Start Records for this task

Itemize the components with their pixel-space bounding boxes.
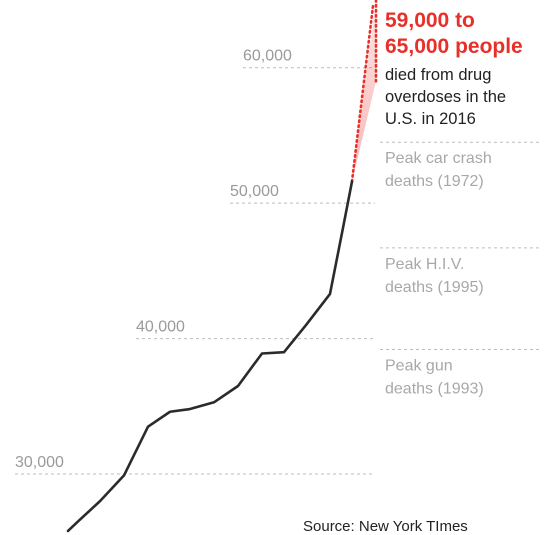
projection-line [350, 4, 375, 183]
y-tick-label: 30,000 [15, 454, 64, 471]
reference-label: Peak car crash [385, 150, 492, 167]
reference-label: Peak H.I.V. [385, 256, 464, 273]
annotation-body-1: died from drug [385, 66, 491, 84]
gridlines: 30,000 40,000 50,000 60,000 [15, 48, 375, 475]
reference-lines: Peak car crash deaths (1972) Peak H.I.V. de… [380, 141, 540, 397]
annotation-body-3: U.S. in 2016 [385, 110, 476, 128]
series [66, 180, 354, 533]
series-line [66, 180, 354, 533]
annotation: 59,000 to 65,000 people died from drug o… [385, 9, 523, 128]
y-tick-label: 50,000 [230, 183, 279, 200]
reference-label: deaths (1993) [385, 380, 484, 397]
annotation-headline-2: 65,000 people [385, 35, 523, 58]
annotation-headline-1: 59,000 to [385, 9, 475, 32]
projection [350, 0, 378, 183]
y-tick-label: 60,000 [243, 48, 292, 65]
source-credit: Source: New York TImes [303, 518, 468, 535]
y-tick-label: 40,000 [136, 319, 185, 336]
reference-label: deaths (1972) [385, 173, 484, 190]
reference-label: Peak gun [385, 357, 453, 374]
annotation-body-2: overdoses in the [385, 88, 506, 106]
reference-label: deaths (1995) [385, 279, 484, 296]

End Records for this task
Start Records for this task

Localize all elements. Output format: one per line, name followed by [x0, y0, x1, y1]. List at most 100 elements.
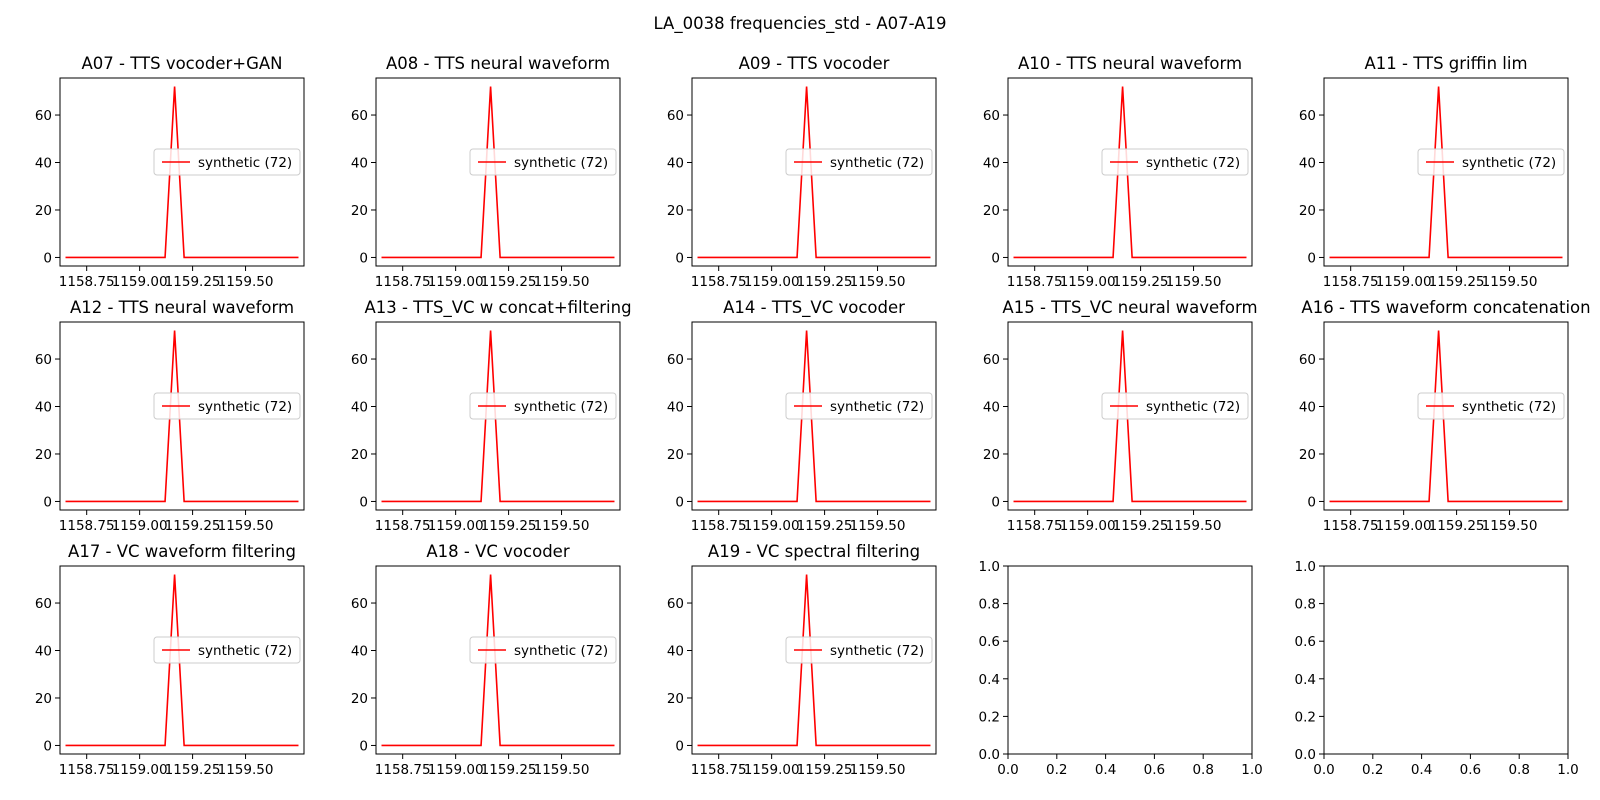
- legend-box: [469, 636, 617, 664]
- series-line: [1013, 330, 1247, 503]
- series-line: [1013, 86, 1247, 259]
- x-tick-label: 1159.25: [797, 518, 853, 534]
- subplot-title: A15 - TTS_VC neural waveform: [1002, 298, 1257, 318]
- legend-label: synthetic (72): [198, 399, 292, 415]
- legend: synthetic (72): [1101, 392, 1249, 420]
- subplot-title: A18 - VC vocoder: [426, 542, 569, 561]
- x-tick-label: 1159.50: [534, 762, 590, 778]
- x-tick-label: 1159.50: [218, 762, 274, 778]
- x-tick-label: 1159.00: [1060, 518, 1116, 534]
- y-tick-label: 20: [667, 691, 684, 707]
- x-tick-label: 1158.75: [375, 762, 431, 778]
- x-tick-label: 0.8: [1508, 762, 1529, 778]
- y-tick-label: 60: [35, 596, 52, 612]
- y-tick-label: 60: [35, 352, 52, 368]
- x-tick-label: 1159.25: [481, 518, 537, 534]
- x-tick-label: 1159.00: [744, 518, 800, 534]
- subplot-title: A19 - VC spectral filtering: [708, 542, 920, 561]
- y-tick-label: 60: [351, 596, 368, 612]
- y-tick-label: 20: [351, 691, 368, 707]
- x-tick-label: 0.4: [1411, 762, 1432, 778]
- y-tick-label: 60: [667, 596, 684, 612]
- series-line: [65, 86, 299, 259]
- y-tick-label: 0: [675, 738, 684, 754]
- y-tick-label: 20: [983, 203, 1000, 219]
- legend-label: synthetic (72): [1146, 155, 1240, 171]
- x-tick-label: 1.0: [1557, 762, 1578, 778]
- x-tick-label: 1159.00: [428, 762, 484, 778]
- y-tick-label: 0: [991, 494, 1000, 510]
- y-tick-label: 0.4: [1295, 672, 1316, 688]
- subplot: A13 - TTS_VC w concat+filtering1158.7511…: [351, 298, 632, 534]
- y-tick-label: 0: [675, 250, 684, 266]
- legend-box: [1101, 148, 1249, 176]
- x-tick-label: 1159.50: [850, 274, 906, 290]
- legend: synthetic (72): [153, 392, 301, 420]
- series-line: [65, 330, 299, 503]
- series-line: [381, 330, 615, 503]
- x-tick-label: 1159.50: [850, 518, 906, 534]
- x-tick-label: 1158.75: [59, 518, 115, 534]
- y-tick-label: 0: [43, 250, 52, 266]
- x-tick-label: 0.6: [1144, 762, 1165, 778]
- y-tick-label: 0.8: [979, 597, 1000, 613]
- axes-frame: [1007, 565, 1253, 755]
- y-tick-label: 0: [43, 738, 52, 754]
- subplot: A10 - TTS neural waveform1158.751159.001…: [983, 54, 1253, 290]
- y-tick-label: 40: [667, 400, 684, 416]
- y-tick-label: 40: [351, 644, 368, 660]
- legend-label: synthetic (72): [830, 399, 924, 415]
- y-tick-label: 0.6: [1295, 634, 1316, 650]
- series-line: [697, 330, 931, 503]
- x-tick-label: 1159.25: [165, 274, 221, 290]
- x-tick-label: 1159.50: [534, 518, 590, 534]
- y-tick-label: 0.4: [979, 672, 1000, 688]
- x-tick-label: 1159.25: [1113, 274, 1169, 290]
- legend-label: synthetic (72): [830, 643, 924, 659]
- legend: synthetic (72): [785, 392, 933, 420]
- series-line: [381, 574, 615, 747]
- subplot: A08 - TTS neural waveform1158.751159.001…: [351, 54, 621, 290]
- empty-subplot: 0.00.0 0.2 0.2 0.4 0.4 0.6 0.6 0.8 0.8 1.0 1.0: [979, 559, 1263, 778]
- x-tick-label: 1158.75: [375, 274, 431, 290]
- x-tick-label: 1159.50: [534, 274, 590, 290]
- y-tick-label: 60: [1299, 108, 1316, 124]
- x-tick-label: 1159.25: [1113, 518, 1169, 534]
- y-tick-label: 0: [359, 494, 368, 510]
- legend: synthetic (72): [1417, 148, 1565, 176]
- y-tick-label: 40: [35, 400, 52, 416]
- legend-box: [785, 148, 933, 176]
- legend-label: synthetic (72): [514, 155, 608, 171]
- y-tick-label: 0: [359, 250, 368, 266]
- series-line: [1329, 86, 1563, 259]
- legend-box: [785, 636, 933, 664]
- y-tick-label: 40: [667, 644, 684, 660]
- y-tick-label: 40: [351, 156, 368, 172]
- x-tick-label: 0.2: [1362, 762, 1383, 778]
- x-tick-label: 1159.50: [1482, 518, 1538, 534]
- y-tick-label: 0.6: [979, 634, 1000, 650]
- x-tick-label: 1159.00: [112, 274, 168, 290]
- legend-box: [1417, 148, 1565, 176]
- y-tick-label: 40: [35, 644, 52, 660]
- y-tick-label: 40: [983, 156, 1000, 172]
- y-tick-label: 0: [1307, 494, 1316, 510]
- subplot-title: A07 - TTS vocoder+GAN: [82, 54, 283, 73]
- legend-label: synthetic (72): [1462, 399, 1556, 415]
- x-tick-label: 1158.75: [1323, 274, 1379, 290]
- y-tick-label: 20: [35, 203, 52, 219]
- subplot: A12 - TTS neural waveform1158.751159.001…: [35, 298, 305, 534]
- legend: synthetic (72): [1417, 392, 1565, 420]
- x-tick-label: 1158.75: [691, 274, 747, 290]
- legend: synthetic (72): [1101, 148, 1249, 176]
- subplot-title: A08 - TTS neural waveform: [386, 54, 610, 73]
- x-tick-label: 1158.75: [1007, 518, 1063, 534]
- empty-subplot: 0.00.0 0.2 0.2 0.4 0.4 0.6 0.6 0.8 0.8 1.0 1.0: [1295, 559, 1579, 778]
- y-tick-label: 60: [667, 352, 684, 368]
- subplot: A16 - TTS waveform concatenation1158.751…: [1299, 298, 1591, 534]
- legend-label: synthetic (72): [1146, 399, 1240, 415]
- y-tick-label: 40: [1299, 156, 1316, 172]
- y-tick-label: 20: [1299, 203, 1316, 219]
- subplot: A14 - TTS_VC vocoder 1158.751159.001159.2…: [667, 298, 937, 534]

End Records for this task
Start Records for this task

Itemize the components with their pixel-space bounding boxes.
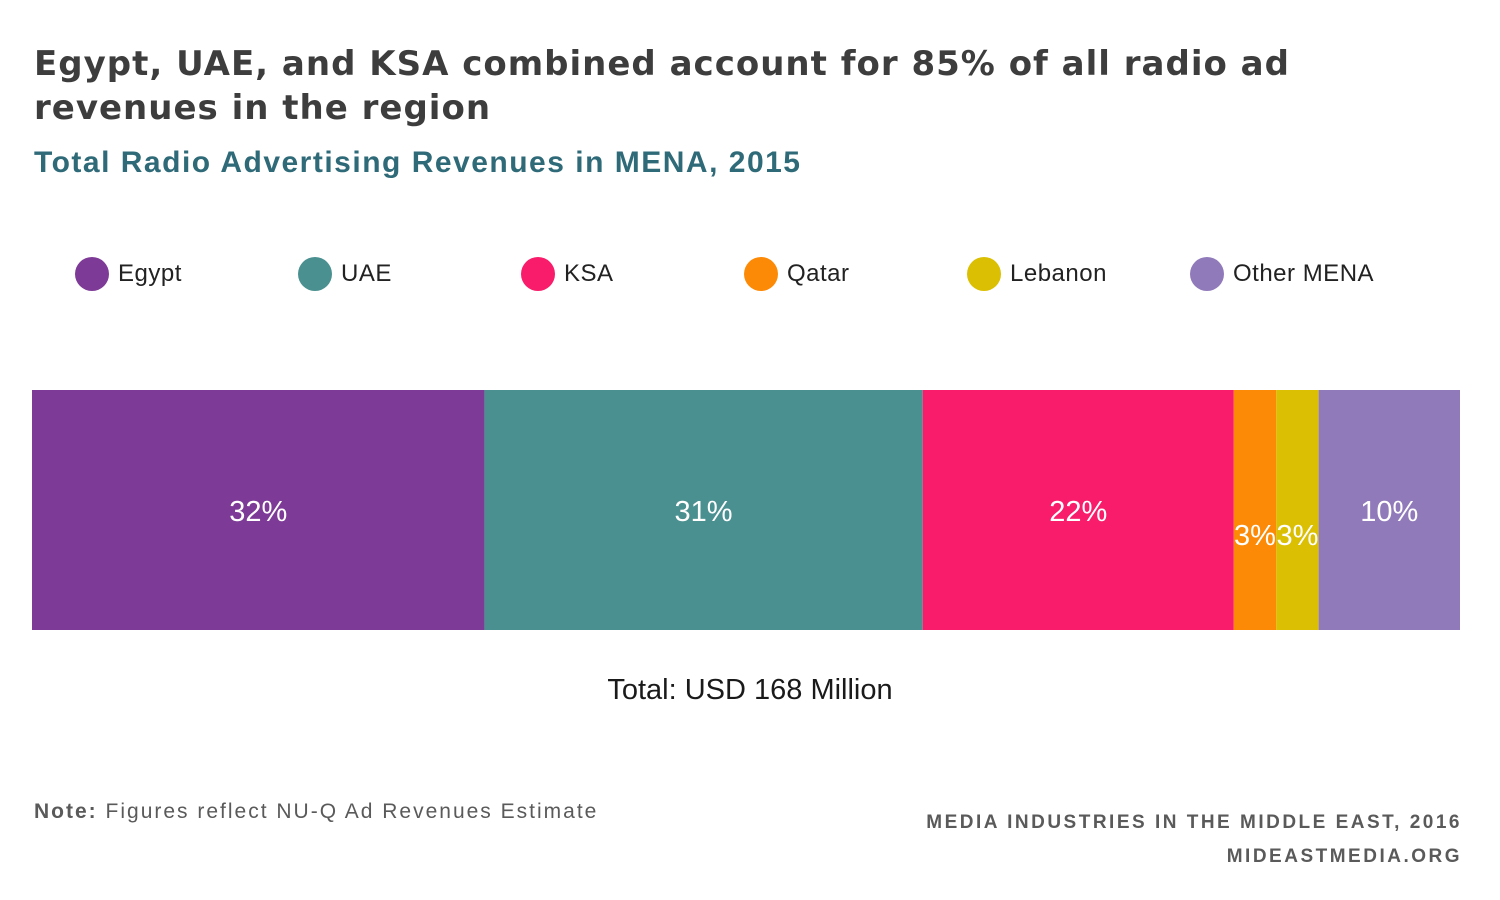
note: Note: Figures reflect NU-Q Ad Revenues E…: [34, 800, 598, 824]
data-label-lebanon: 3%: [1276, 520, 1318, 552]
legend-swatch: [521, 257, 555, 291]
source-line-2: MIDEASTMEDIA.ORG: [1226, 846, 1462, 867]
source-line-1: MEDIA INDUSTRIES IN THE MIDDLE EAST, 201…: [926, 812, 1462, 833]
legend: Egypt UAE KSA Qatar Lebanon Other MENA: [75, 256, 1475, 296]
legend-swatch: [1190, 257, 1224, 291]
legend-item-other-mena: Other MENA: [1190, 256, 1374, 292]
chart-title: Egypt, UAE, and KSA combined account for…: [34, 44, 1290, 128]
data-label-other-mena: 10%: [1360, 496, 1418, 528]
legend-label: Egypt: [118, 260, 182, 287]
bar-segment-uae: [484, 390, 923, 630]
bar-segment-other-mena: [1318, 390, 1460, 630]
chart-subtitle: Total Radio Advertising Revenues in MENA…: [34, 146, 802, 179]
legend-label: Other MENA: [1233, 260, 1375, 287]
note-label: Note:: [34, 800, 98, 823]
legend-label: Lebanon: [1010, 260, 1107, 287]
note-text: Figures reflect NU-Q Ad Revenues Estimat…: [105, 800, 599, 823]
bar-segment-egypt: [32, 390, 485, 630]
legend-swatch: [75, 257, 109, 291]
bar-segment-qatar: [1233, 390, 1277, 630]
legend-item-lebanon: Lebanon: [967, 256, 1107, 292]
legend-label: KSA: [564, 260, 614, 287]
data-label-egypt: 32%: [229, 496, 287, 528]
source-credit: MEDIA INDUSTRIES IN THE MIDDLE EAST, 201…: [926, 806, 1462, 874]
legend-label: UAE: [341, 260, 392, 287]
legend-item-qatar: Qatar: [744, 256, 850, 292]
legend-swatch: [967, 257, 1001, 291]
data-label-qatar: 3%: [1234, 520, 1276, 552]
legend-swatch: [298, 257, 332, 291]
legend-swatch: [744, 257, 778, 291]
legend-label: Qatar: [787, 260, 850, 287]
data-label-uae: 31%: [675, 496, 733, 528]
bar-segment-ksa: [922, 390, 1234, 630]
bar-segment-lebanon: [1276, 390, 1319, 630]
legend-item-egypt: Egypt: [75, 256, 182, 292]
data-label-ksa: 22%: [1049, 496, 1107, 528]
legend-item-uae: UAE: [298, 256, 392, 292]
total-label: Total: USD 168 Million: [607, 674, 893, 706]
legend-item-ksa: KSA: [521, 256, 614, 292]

End Records for this task

■ Work required:
Revise the material from the line with "note: Note: Figures" to the line with "legend-swatch: [1190, 257, 1224, 291]", changing every "legend-swatch" to "legend-marker" and keeping everything else as it is. Give back only those lines.

■ Output of the exercise:
note: Note: Figures reflect NU-Q Ad Revenues E…: [34, 800, 598, 824]
data-label-lebanon: 3%: [1276, 520, 1318, 552]
legend-marker: [521, 257, 555, 291]
source-line-2: MIDEASTMEDIA.ORG: [1226, 846, 1462, 867]
source-line-1: MEDIA INDUSTRIES IN THE MIDDLE EAST, 201…: [926, 812, 1462, 833]
legend: Egypt UAE KSA Qatar Lebanon Other MENA: [75, 256, 1475, 296]
legend-marker: [1190, 257, 1224, 291]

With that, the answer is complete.